§ **Exercise**
A verbatim copy of the records is required, with all pictures left out.

____ Given data

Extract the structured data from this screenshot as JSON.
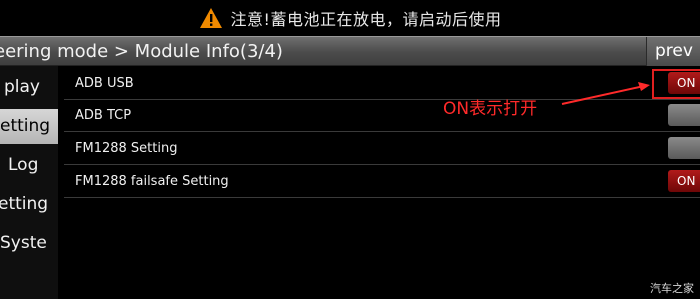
{
  "warning": {
    "text": "注意!蓄电池正在放电，请启动后使用",
    "icon": "warning-icon"
  },
  "header": {
    "title": "eering mode > Module Info(3/4)",
    "prev_label": "prev"
  },
  "sidebar": {
    "items": [
      {
        "label": "play",
        "active": false
      },
      {
        "label": "etting",
        "active": true
      },
      {
        "label": "Log",
        "active": false
      },
      {
        "label": "etting",
        "active": false
      },
      {
        "label": "Syste",
        "active": false
      }
    ]
  },
  "settings": {
    "rows": [
      {
        "label": "ADB USB",
        "state": "ON"
      },
      {
        "label": "ADB TCP",
        "state": ""
      },
      {
        "label": "FM1288 Setting",
        "state": ""
      },
      {
        "label": "FM1288 failsafe Setting",
        "state": "ON"
      }
    ]
  },
  "annotation": {
    "text": "ON表示打开",
    "color": "#ff2a2a"
  },
  "watermark": {
    "text": "汽车之家"
  },
  "colors": {
    "toggle_on": "#9a1010",
    "toggle_off": "#7a7a7a",
    "active_tab": "#c8c8c8"
  }
}
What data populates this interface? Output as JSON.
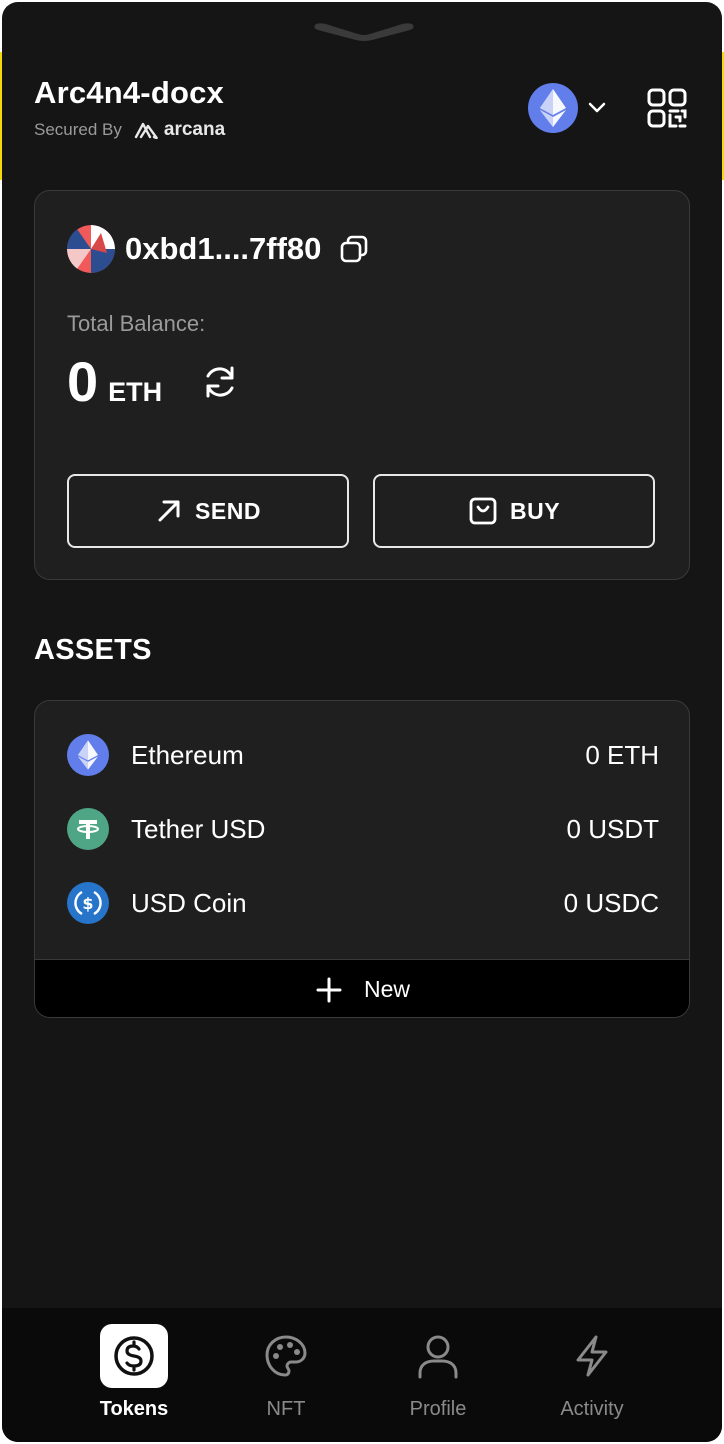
{
  "app": {
    "name": "Arc4n4-docx",
    "secured_by": "Secured By",
    "brand": "arcana"
  },
  "header": {
    "network_icon": "ethereum-icon",
    "qr_icon": "qr-code-icon"
  },
  "account": {
    "address": "0xbd1....7ff80",
    "balance_label": "Total Balance:",
    "balance_amount": "0",
    "balance_unit": "ETH",
    "send_label": "SEND",
    "buy_label": "BUY"
  },
  "assets": {
    "heading": "ASSETS",
    "items": [
      {
        "name": "Ethereum",
        "balance": "0 ETH",
        "icon": "ethereum-icon",
        "color": "#627eea"
      },
      {
        "name": "Tether USD",
        "balance": "0 USDT",
        "icon": "tether-icon",
        "color": "#4fa686"
      },
      {
        "name": "USD Coin",
        "balance": "0 USDC",
        "icon": "usdc-icon",
        "color": "#2775ca"
      }
    ],
    "new_label": "New"
  },
  "nav": {
    "items": [
      {
        "label": "Tokens",
        "icon": "dollar-circle-icon",
        "active": true
      },
      {
        "label": "NFT",
        "icon": "palette-icon",
        "active": false
      },
      {
        "label": "Profile",
        "icon": "user-icon",
        "active": false
      },
      {
        "label": "Activity",
        "icon": "lightning-icon",
        "active": false
      }
    ]
  },
  "colors": {
    "background": "#151515",
    "card": "#1f1f1f",
    "border": "#3a3a3a",
    "accent_yellow": "#f5d90a"
  }
}
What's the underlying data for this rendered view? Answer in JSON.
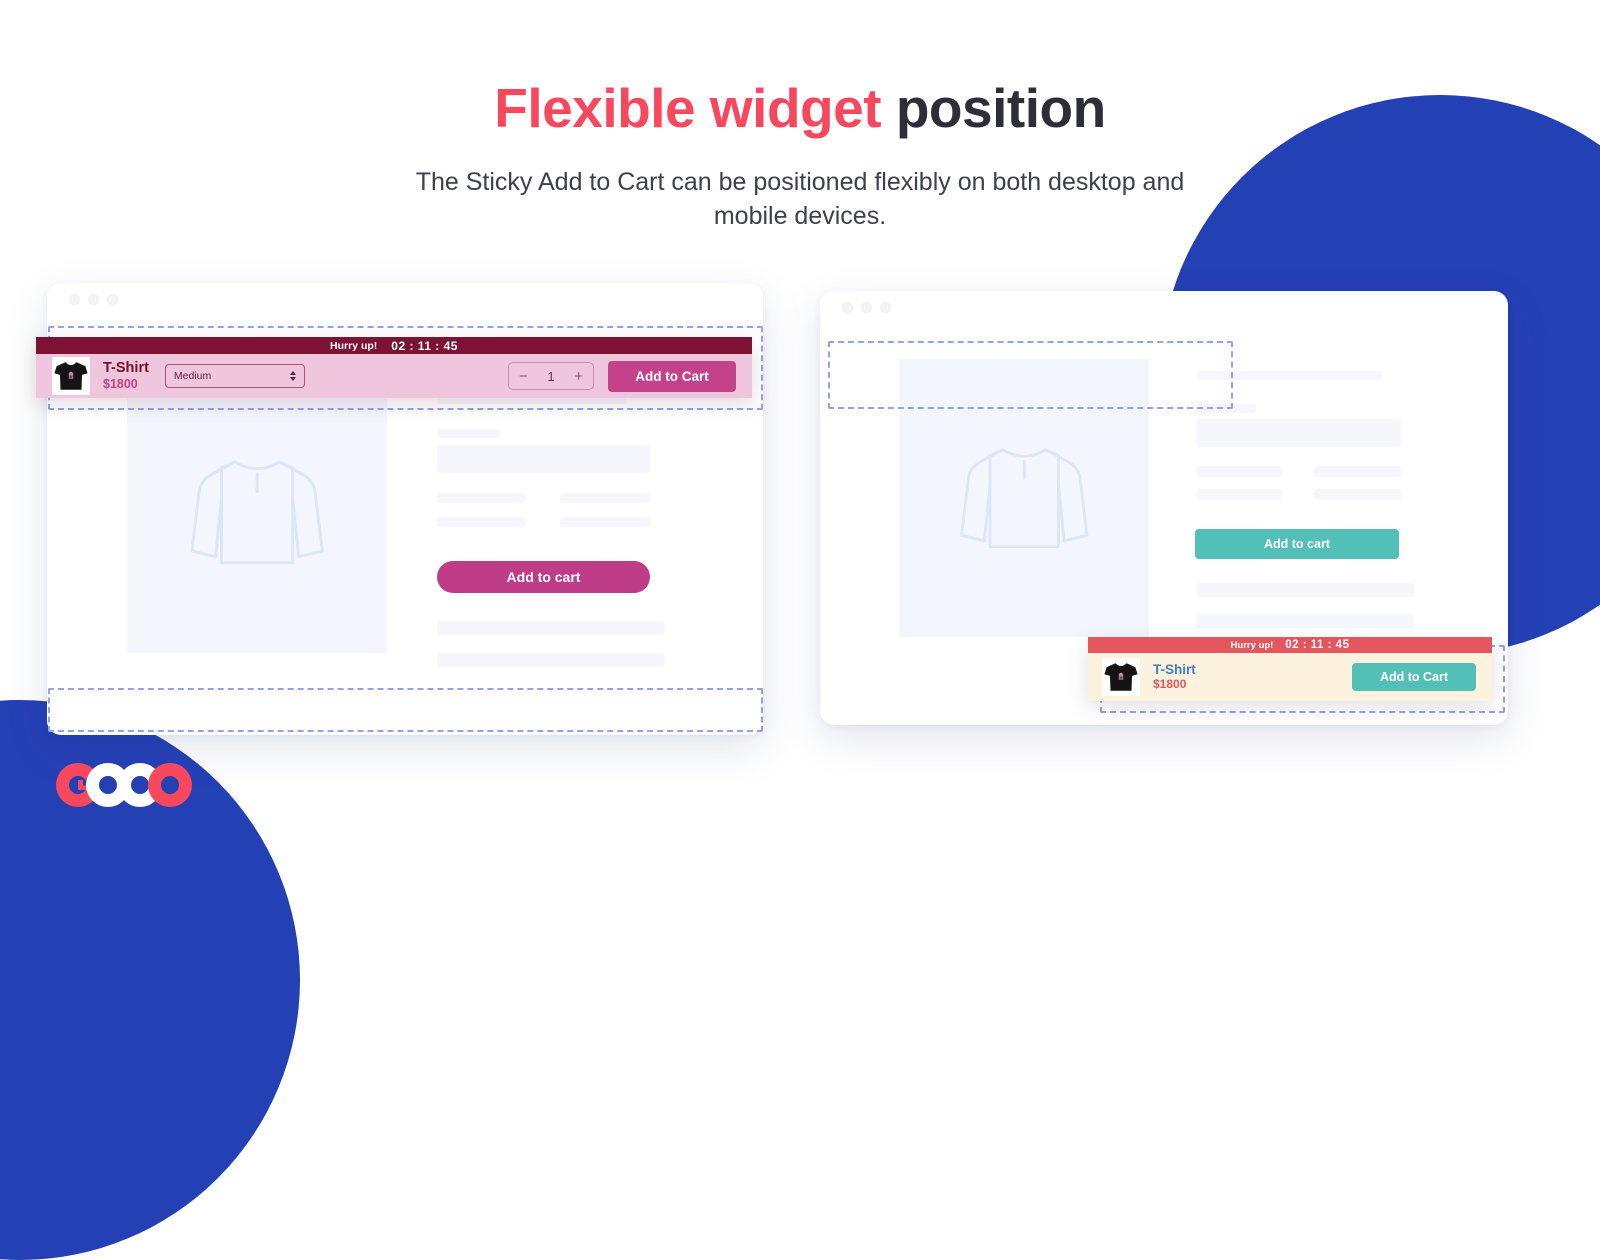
{
  "header": {
    "title_accent": "Flexible widget",
    "title_rest": " position",
    "subtitle": "The Sticky Add to Cart can be positioned flexibly on both desktop and mobile devices."
  },
  "colors": {
    "accent_red": "#f8485e",
    "brand_blue": "#2440b5",
    "pink_widget_bar": "#7d1234",
    "pink_widget_body": "#f0c6dd",
    "pink_button": "#c4428a",
    "cream_widget_body": "#fdf2dd",
    "red_widget_bar": "#e4565e",
    "teal_button": "#52c0b6",
    "skeleton": "#f5f7fd",
    "dashed_outline": "#8da4ec"
  },
  "logo": {
    "text": "GOOO",
    "letters": [
      "G",
      "O",
      "O",
      "O"
    ],
    "letter_colors": [
      "#f8485e",
      "#ffffff",
      "#ffffff",
      "#f8485e"
    ]
  },
  "windows": {
    "left": {
      "name": "Desktop product page — widget at top",
      "dots": [
        "window-close-dot",
        "window-minimize-dot",
        "window-maximize-dot"
      ],
      "add_to_cart_label": "Add to cart",
      "add_to_cart_color": "#bf3d88",
      "placeholder_image_icon": "long-sleeve-shirt-icon"
    },
    "right": {
      "name": "Desktop product page — widget at bottom",
      "dots": [
        "window-close-dot",
        "window-minimize-dot",
        "window-maximize-dot"
      ],
      "add_to_cart_label": "Add to cart",
      "add_to_cart_color": "#52c0b6",
      "placeholder_image_icon": "long-sleeve-shirt-icon"
    }
  },
  "sticky_widget_left": {
    "hurry_label": "Hurry up!",
    "countdown": "02 : 11 : 45",
    "product_name": "T-Shirt",
    "product_price": "$1800",
    "variant_value": "Medium",
    "quantity": "1",
    "minus_label": "−",
    "plus_label": "+",
    "add_to_cart_label": "Add to Cart",
    "thumbnail_icon": "tshirt-thumbnail-icon"
  },
  "sticky_widget_right": {
    "hurry_label": "Hurry up!",
    "countdown": "02 : 11 : 45",
    "product_name": "T-Shirt",
    "product_price": "$1800",
    "add_to_cart_label": "Add to Cart",
    "thumbnail_icon": "tshirt-thumbnail-icon"
  }
}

________

§ **Solution for this exercise**
Extract the structured data from this screenshot as JSON.
{
  "warning": {
    "text": "注意!蓄电池正在放电，请启动后使用",
    "icon": "warning-icon"
  },
  "header": {
    "title": "eering mode > Module Info(3/4)",
    "prev_label": "prev"
  },
  "sidebar": {
    "items": [
      {
        "label": "play",
        "active": false
      },
      {
        "label": "etting",
        "active": true
      },
      {
        "label": "Log",
        "active": false
      },
      {
        "label": "etting",
        "active": false
      },
      {
        "label": "Syste",
        "active": false
      }
    ]
  },
  "settings": {
    "rows": [
      {
        "label": "ADB USB",
        "state": "ON"
      },
      {
        "label": "ADB TCP",
        "state": ""
      },
      {
        "label": "FM1288 Setting",
        "state": ""
      },
      {
        "label": "FM1288 failsafe Setting",
        "state": "ON"
      }
    ]
  },
  "annotation": {
    "text": "ON表示打开",
    "color": "#ff2a2a"
  },
  "watermark": {
    "text": "汽车之家"
  },
  "colors": {
    "toggle_on": "#9a1010",
    "toggle_off": "#7a7a7a",
    "active_tab": "#c8c8c8"
  }
}
What data populates this interface? Output as JSON.
{
  "app": {
    "name": "Arc4n4-docx",
    "secured_by": "Secured By",
    "brand": "arcana"
  },
  "header": {
    "network_icon": "ethereum-icon",
    "qr_icon": "qr-code-icon"
  },
  "account": {
    "address": "0xbd1....7ff80",
    "balance_label": "Total Balance:",
    "balance_amount": "0",
    "balance_unit": "ETH",
    "send_label": "SEND",
    "buy_label": "BUY"
  },
  "assets": {
    "heading": "ASSETS",
    "items": [
      {
        "name": "Ethereum",
        "balance": "0 ETH",
        "icon": "ethereum-icon",
        "color": "#627eea"
      },
      {
        "name": "Tether USD",
        "balance": "0 USDT",
        "icon": "tether-icon",
        "color": "#4fa686"
      },
      {
        "name": "USD Coin",
        "balance": "0 USDC",
        "icon": "usdc-icon",
        "color": "#2775ca"
      }
    ],
    "new_label": "New"
  },
  "nav": {
    "items": [
      {
        "label": "Tokens",
        "icon": "dollar-circle-icon",
        "active": true
      },
      {
        "label": "NFT",
        "icon": "palette-icon",
        "active": false
      },
      {
        "label": "Profile",
        "icon": "user-icon",
        "active": false
      },
      {
        "label": "Activity",
        "icon": "lightning-icon",
        "active": false
      }
    ]
  },
  "colors": {
    "background": "#151515",
    "card": "#1f1f1f",
    "border": "#3a3a3a",
    "accent_yellow": "#f5d90a"
  }
}
What's the underlying data for this rendered view? Answer in JSON.
{
  "header": {
    "title_accent": "Flexible widget",
    "title_rest": " position",
    "subtitle": "The Sticky Add to Cart can be positioned flexibly on both desktop and mobile devices."
  },
  "colors": {
    "accent_red": "#f8485e",
    "brand_blue": "#2440b5",
    "pink_widget_bar": "#7d1234",
    "pink_widget_body": "#f0c6dd",
    "pink_button": "#c4428a",
    "cream_widget_body": "#fdf2dd",
    "red_widget_bar": "#e4565e",
    "teal_button": "#52c0b6",
    "skeleton": "#f5f7fd",
    "dashed_outline": "#8da4ec"
  },
  "logo": {
    "text": "GOOO",
    "letters": [
      "G",
      "O",
      "O",
      "O"
    ],
    "letter_colors": [
      "#f8485e",
      "#ffffff",
      "#ffffff",
      "#f8485e"
    ]
  },
  "windows": {
    "left": {
      "name": "Desktop product page — widget at top",
      "dots": [
        "window-close-dot",
        "window-minimize-dot",
        "window-maximize-dot"
      ],
      "add_to_cart_label": "Add to cart",
      "add_to_cart_color": "#bf3d88",
      "placeholder_image_icon": "long-sleeve-shirt-icon"
    },
    "right": {
      "name": "Desktop product page — widget at bottom",
      "dots": [
        "window-close-dot",
        "window-minimize-dot",
        "window-maximize-dot"
      ],
      "add_to_cart_label": "Add to cart",
      "add_to_cart_color": "#52c0b6",
      "placeholder_image_icon": "long-sleeve-shirt-icon"
    }
  },
  "sticky_widget_left": {
    "hurry_label": "Hurry up!",
    "countdown": "02 : 11 : 45",
    "product_name": "T-Shirt",
    "product_price": "$1800",
    "variant_value": "Medium",
    "quantity": "1",
    "minus_label": "−",
    "plus_label": "+",
    "add_to_cart_label": "Add to Cart",
    "thumbnail_icon": "tshirt-thumbnail-icon"
  },
  "sticky_widget_right": {
    "hurry_label": "Hurry up!",
    "countdown": "02 : 11 : 45",
    "product_name": "T-Shirt",
    "product_price": "$1800",
    "add_to_cart_label": "Add to Cart",
    "thumbnail_icon": "tshirt-thumbnail-icon"
  }
}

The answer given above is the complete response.